### Text to read

Contents


Common threads

Advanced filesystem implementor's guide, Part 6

Implementing devfs (using the init wrapper)

Comments

Content series:

This content is part # of # in the series: Common threads

Stay tuned for additional content in this series.

This content is part of the series:Common threads

Stay tuned for additional content in this series.

Are you ready?

In this article, we'll complete converting our Linux system over to devfs, or the Device Filesystem. For those who are just joining the series on devfs, read Part 4 of this series, where I explained how devfs solves device registration headaches at the kernel level. Then read Part 5 of this series, where I covered all the steps needed to make your Linux system devfs-compatible so that you would be ready to do the final conversion to devfs.

If you haven't read Part 5, it's very important that you do so now before following the instructions here. If you skip the steps in Part 5, it's almost guaranteed that the init wrapper that we will be installing won't work correctly and you'll end up with system that doesn't boot, requiring emergency resuscitation. That's not a good thing. However, if you have already read Part 5, then you are ready to go.

The init wrapper

Beginnings

I ended Part 5 by introducing the concept of an init wrapper, and explained why it was such a good fit for solving several devfs initialization problems. Without further ado, let's step through the full version of the init wrapper and take a look at what each piece does. We'll start at the top:

#!/bin/bash
# Copyright 2001 Daniel Robbins <drobbins@gentoo.org>, Gentoo Technologies, Inc.
# Distributed under the GNU General Public License, version 2.0 or later.

trap ":" INT QUIT TSTP	
export PATH=/sbin:/bin:/usr/sbin:/usr/bin
umask 022

if [ $$ -ne 1 ]
then
	exec /sbin/init.system $*
fi

As you can see, the init wrapper is a true bash script, since we have a #!/bin/bash at the top of the script. This would be a good time to mention that our init wrapper requires bash 2.0 or greater to run; type /bin/bash --version to see if your bash shell is recent enough. If not, you may want to see if you have a /bin/bash2 executable installed. If so, change the first line of the script to read #!/bin/bash2.

Now, let's walk throught the script. The trap command prevents the script from being interrupted by the user (by pressing control-C during boot, for example) while the script executes. Then, we export a reasonable default path and set a default umask of 022. It's always a good idea to set a default umask as early as possible in the boot process, since a good number of the earlier 2.4 kernel releases had a bug that resulted in a default umask of 0, which can pose a security threat.

######
### Excerpted data

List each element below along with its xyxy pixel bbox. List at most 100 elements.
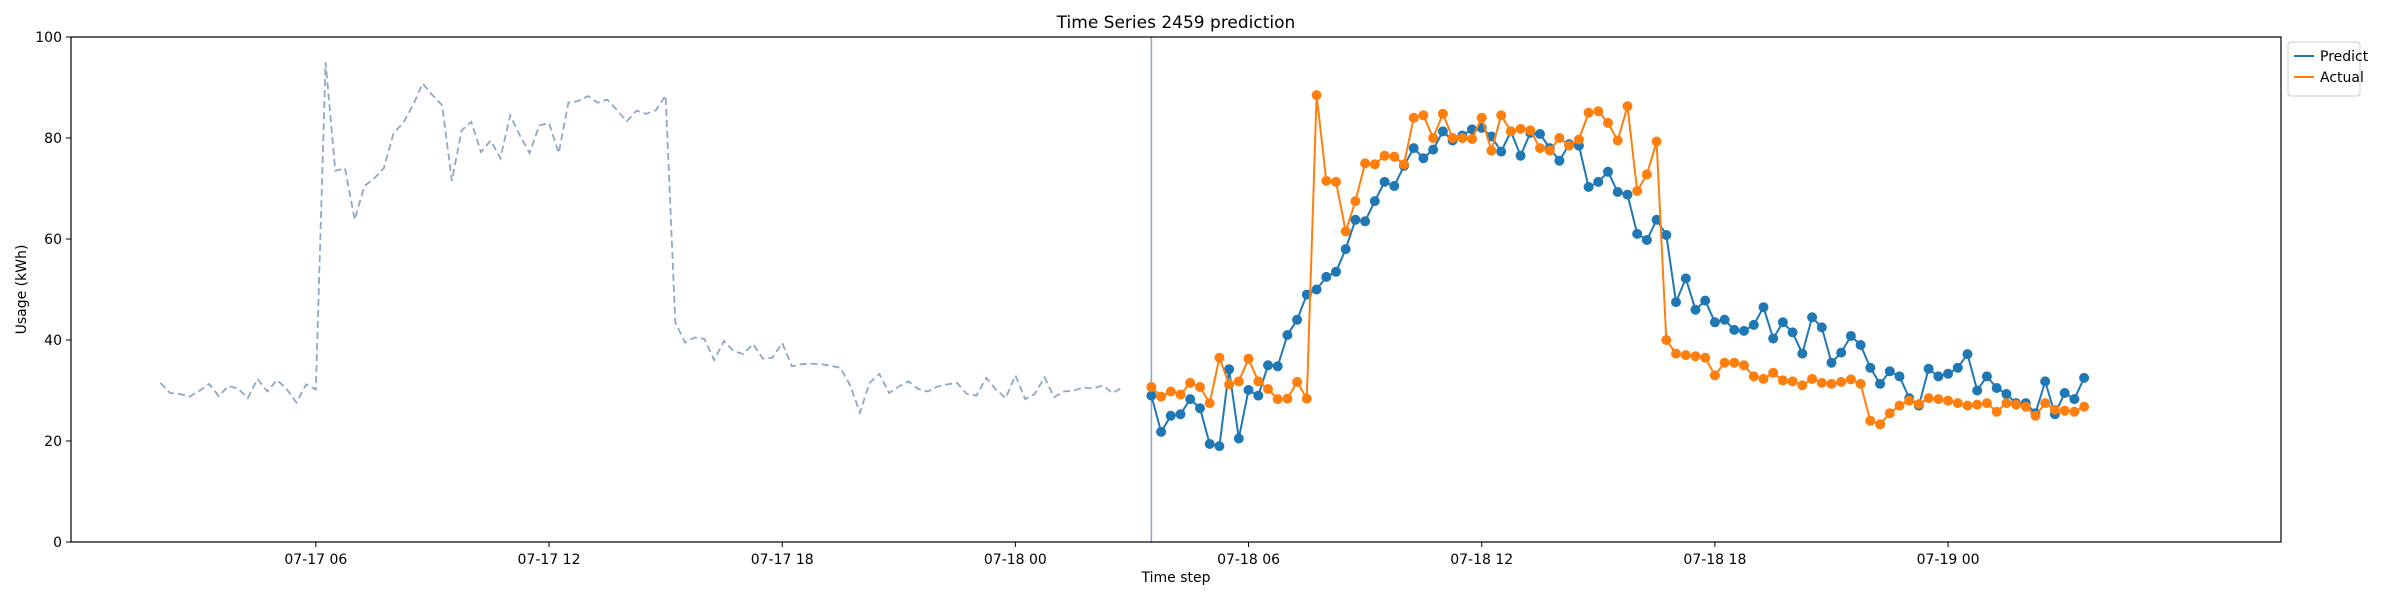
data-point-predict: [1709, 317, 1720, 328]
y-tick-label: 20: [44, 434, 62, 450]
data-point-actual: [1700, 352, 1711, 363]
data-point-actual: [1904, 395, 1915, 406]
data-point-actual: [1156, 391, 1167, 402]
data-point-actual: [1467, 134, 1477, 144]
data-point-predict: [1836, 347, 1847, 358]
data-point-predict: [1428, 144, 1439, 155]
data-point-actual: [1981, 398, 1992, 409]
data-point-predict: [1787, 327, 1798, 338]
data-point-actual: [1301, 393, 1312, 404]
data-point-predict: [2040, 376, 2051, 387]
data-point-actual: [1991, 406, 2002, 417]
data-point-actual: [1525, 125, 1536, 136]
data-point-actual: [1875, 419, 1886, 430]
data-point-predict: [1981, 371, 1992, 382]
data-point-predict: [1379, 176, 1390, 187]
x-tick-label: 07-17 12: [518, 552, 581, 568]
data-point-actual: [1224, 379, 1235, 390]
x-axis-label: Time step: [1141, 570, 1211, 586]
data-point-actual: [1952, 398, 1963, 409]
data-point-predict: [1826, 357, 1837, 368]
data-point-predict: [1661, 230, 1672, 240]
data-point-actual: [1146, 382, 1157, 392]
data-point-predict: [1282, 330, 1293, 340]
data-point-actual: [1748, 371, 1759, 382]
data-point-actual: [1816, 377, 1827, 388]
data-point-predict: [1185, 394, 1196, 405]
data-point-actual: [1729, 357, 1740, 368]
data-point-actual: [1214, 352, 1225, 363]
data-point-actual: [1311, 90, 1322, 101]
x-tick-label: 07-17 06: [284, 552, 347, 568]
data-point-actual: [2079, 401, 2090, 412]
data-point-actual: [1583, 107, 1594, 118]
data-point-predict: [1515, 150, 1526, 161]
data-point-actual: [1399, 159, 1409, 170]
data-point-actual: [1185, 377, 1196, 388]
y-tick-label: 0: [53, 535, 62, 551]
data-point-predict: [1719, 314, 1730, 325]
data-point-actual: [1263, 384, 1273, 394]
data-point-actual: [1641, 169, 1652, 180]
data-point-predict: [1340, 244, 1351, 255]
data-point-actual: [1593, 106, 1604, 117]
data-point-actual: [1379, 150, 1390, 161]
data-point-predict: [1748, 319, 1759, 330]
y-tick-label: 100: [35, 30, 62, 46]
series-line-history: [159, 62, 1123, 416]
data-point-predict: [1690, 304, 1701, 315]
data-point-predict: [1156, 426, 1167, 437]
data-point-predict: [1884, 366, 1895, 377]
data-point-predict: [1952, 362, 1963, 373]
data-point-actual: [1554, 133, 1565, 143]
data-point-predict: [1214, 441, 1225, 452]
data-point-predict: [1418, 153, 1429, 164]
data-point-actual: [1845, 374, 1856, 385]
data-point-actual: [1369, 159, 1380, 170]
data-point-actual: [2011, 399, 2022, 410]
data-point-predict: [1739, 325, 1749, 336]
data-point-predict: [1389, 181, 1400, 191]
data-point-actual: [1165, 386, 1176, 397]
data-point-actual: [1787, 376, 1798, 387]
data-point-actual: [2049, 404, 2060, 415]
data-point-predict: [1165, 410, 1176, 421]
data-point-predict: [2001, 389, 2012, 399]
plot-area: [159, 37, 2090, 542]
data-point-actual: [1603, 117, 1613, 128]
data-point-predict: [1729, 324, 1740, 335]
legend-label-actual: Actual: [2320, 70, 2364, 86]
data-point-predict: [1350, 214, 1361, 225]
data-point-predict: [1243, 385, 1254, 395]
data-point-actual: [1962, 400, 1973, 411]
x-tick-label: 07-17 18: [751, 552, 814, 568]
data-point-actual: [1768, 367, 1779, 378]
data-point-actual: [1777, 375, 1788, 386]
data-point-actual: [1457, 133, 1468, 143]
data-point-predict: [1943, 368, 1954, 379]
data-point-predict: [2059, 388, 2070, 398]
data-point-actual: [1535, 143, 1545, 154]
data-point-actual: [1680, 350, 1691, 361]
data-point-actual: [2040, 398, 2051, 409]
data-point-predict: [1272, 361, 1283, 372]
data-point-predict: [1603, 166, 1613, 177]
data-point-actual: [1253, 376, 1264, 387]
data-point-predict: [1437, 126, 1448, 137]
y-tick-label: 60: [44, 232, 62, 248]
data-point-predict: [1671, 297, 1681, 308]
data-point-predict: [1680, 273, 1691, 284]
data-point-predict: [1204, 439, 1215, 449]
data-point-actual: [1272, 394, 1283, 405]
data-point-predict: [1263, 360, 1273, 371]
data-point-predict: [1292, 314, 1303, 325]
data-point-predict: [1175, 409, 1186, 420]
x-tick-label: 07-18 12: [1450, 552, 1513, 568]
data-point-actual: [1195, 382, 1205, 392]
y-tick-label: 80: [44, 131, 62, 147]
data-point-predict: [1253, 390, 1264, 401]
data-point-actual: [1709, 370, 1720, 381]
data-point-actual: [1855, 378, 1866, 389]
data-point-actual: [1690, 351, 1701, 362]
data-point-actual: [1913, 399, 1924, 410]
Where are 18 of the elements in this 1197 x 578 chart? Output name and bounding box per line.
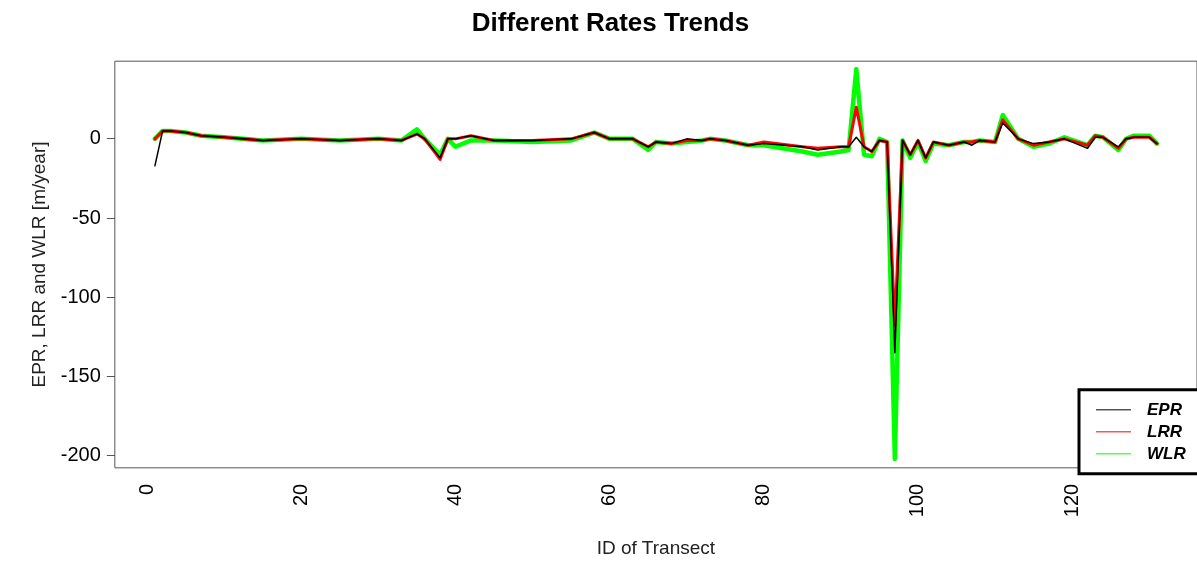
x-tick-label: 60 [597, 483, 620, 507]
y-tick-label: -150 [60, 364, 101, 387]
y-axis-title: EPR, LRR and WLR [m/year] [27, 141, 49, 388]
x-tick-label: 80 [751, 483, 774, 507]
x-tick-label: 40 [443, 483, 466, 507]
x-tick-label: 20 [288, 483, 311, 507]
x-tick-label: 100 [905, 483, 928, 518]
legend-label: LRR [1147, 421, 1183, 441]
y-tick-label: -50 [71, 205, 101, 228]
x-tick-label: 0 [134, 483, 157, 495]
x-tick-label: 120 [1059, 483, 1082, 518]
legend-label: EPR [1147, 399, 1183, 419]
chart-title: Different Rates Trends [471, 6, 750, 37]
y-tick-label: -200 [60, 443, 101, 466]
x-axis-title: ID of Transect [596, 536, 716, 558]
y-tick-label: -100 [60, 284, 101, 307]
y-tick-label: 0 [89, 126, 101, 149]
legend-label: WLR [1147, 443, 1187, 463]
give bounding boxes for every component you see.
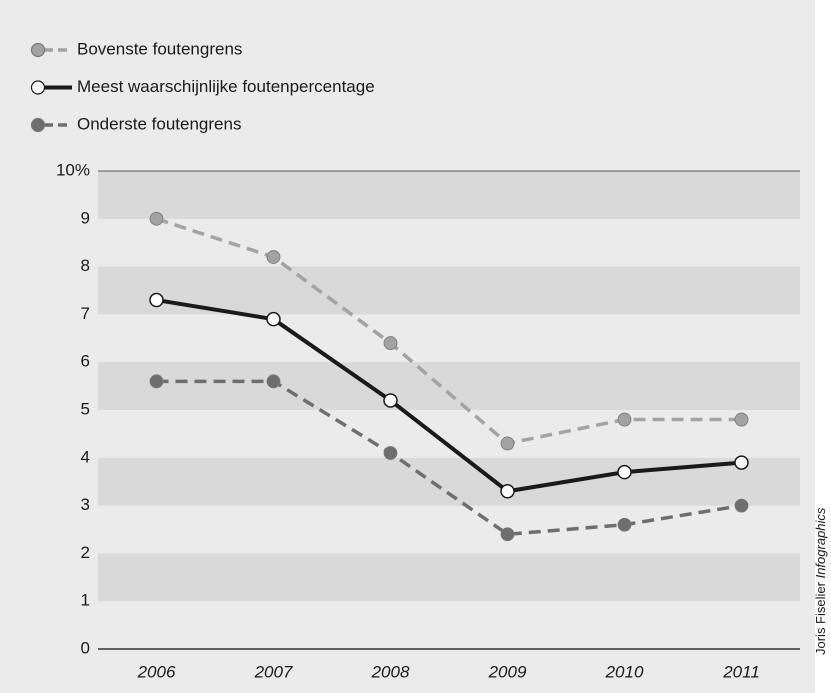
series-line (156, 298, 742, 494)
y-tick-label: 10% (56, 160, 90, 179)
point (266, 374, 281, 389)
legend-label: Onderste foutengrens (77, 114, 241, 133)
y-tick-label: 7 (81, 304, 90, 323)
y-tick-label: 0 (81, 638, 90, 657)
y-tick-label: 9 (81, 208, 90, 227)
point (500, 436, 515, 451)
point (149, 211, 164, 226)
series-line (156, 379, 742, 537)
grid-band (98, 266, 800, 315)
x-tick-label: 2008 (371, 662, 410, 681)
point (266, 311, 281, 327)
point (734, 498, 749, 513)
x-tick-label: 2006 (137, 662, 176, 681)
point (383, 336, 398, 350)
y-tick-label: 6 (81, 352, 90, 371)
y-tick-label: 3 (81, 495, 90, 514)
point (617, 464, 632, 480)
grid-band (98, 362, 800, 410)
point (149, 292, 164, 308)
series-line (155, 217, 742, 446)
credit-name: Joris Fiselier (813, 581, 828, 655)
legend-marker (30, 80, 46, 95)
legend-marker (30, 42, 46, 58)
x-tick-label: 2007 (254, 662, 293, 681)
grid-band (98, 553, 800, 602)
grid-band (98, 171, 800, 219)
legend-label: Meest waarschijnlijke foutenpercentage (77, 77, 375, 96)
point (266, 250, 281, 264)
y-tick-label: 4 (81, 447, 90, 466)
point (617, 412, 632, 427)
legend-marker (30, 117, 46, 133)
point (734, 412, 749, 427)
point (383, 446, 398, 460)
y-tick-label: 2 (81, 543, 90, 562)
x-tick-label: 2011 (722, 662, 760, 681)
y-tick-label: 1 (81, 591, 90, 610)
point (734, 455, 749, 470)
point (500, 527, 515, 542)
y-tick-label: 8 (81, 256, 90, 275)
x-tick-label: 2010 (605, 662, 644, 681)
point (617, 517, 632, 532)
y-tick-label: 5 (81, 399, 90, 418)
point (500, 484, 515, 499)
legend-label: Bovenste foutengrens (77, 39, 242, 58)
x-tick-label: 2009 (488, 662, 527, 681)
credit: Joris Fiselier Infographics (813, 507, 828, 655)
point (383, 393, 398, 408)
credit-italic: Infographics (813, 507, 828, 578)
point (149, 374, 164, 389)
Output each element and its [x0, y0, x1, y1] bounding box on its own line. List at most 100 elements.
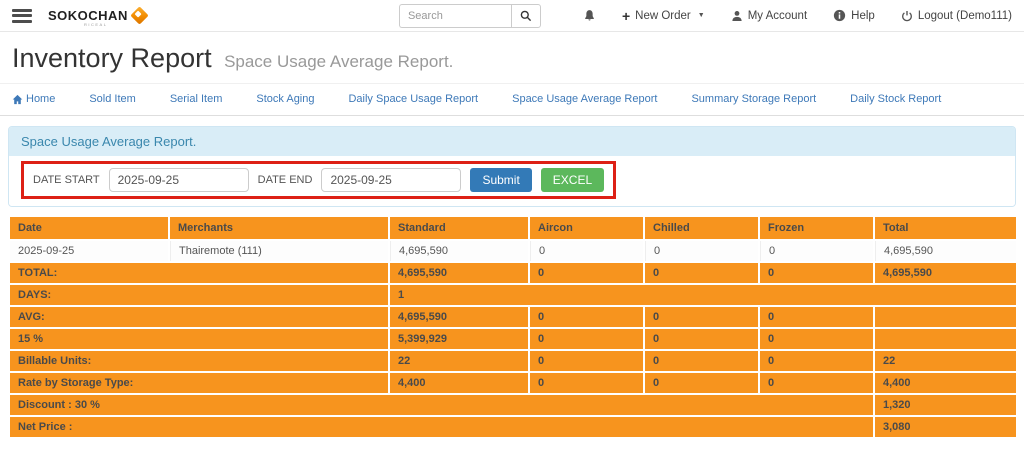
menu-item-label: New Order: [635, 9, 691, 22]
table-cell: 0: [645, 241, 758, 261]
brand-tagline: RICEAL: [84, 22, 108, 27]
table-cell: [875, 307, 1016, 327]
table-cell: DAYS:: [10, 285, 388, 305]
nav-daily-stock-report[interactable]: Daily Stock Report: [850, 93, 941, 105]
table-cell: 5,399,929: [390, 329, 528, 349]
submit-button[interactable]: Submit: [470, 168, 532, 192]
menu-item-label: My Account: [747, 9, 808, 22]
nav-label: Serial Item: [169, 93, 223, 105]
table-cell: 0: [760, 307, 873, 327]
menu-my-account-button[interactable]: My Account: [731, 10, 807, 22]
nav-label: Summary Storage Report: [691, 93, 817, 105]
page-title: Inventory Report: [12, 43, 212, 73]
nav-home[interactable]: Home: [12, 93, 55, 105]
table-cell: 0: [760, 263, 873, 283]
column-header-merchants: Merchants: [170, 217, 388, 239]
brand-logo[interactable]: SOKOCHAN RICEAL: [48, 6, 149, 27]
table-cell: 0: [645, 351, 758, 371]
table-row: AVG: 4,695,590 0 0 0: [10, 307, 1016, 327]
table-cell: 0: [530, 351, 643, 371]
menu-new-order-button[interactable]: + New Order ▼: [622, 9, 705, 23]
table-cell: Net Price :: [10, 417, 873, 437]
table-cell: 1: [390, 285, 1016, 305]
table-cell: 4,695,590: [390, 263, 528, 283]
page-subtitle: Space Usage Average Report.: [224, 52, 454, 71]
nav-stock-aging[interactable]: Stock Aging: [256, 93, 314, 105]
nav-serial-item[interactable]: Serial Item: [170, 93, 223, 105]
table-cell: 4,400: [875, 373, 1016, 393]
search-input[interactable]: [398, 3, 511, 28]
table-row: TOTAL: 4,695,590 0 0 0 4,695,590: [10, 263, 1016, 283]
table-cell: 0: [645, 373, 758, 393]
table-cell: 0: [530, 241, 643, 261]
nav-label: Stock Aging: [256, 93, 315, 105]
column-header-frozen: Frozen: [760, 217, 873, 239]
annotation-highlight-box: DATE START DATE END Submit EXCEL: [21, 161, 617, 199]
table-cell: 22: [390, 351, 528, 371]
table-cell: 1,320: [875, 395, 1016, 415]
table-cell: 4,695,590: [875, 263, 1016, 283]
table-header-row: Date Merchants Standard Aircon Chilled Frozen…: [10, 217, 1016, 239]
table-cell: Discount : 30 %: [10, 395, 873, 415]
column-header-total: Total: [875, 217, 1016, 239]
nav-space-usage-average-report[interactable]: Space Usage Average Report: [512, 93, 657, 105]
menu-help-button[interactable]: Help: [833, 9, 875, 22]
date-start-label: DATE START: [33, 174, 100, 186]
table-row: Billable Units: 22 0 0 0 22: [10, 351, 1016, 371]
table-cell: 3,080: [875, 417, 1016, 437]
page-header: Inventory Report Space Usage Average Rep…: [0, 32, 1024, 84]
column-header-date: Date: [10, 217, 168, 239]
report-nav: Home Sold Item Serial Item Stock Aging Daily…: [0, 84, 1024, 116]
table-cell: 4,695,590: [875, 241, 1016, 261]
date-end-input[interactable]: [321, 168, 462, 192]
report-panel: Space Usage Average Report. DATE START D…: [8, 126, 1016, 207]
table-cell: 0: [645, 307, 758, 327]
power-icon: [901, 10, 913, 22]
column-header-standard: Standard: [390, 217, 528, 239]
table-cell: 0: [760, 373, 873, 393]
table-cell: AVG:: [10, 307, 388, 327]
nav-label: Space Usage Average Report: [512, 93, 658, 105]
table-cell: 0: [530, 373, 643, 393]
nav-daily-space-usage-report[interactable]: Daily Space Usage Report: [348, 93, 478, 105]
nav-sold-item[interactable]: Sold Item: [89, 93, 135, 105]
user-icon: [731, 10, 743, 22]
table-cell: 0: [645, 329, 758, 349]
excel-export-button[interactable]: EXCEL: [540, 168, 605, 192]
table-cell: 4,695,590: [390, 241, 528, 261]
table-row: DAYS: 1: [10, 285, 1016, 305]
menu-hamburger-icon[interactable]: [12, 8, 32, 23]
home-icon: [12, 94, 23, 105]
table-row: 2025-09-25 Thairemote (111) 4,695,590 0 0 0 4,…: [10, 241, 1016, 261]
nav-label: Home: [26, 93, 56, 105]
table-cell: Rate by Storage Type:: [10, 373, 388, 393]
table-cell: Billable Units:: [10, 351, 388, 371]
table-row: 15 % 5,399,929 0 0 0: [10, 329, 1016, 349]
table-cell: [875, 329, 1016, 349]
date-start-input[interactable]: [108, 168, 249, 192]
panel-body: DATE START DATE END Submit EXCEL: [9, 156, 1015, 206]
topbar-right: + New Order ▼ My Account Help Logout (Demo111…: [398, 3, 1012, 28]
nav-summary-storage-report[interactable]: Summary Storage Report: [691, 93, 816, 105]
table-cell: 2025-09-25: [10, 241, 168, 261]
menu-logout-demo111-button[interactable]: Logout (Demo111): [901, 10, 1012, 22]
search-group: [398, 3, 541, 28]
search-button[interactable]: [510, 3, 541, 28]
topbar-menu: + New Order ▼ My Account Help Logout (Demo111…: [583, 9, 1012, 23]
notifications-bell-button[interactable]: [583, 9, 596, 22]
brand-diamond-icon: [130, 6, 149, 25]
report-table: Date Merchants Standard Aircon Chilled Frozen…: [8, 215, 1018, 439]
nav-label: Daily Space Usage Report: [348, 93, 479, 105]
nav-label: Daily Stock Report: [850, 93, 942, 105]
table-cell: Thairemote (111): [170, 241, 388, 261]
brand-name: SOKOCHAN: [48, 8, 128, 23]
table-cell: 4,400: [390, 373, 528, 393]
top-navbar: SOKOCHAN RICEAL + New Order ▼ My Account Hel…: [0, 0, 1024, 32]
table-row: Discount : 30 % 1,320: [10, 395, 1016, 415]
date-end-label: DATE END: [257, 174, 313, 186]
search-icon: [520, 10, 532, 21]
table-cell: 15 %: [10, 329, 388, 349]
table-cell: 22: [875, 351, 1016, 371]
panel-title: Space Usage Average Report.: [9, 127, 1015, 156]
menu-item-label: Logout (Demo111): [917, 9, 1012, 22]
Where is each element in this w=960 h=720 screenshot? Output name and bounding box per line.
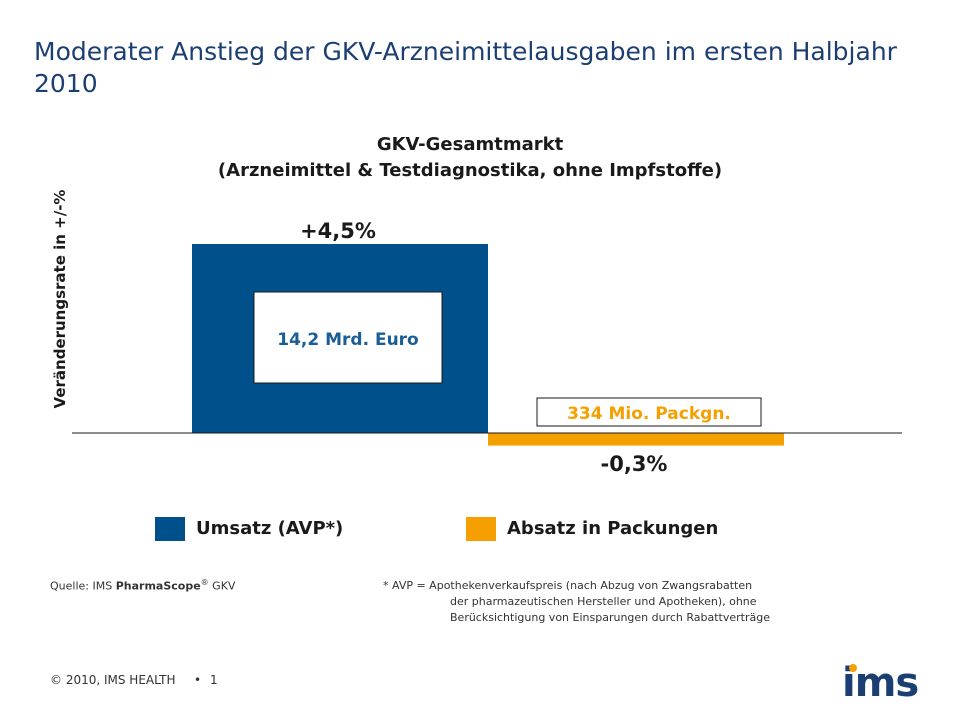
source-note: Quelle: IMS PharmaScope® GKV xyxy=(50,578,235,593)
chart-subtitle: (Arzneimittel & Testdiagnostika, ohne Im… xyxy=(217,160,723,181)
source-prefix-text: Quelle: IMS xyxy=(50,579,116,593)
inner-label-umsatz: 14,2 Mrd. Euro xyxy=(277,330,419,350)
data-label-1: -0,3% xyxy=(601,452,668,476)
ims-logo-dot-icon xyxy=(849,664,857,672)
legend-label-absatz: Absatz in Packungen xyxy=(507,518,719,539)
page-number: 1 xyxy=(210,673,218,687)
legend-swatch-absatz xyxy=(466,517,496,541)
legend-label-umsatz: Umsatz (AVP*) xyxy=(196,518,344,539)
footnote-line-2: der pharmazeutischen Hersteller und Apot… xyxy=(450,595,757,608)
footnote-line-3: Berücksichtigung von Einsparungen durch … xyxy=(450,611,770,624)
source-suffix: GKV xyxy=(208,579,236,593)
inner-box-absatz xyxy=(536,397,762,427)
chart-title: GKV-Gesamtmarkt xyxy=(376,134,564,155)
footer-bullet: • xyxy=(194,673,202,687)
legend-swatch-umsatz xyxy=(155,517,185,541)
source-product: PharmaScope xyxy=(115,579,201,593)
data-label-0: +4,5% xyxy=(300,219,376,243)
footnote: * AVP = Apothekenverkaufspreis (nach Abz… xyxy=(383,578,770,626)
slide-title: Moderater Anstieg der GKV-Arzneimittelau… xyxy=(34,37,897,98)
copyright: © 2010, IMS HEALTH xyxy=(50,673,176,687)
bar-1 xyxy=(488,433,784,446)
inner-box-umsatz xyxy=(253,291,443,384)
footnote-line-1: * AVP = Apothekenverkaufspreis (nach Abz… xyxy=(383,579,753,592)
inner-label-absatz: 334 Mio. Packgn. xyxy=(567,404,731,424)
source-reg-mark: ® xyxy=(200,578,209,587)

######

◆ **Tasks to carry out**:
A) In the devfs article, list every directory in the PATH that the init wrapper exports.
B) According to the devfs article, what version of bash does the init wrapper need in order to run?
C) Rewrite the part of the devfs article starting with "This content is part #" and going on through "conversion to devfs.", putting "problems" in place of "headaches".
The records are separate material from the devfs article.

◆ **Task-by-task outputs**:
A) /sbin, /bin, /usr/sbin, /usr/bin

B) Bash 2.0 or greater.

C)
This content is part # of # in the series: Common threads

Stay tuned for additional content in this series.

This content is part of the series:Common threads

Stay tuned for additional content in this series.

Are you ready?

In this article, we'll complete converting our Linux system over to devfs, or the Device Filesystem. For those who are just joining the series on devfs, read Part 4 of this series, where I explained how devfs solves device registration problems at the kernel level. Then read Part 5 of this series, where I covered all the steps needed to make your Linux system devfs-compatible so that you would be ready to do the final conversion to devfs.